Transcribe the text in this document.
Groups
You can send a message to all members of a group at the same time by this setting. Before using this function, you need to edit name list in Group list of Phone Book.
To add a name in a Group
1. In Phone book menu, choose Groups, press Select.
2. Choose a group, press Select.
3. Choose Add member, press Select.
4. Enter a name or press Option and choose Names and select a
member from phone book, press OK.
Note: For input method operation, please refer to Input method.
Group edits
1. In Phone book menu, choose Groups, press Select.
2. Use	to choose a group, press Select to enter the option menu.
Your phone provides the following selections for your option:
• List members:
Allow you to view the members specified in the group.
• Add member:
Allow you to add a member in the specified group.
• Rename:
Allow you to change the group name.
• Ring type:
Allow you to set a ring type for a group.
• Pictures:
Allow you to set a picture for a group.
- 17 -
^^^^^^^^^^^^^^^^
**GIVEN REQUEST**
Show every line where the string "Allow" appears.

**EXPECTED ANSWER**
Allow you to view the members specified in the group.
Allow you to add a member in the specified group.
Allow you to change the group name.
Allow you to set a ring type for a group.
Allow you to set a picture for a group.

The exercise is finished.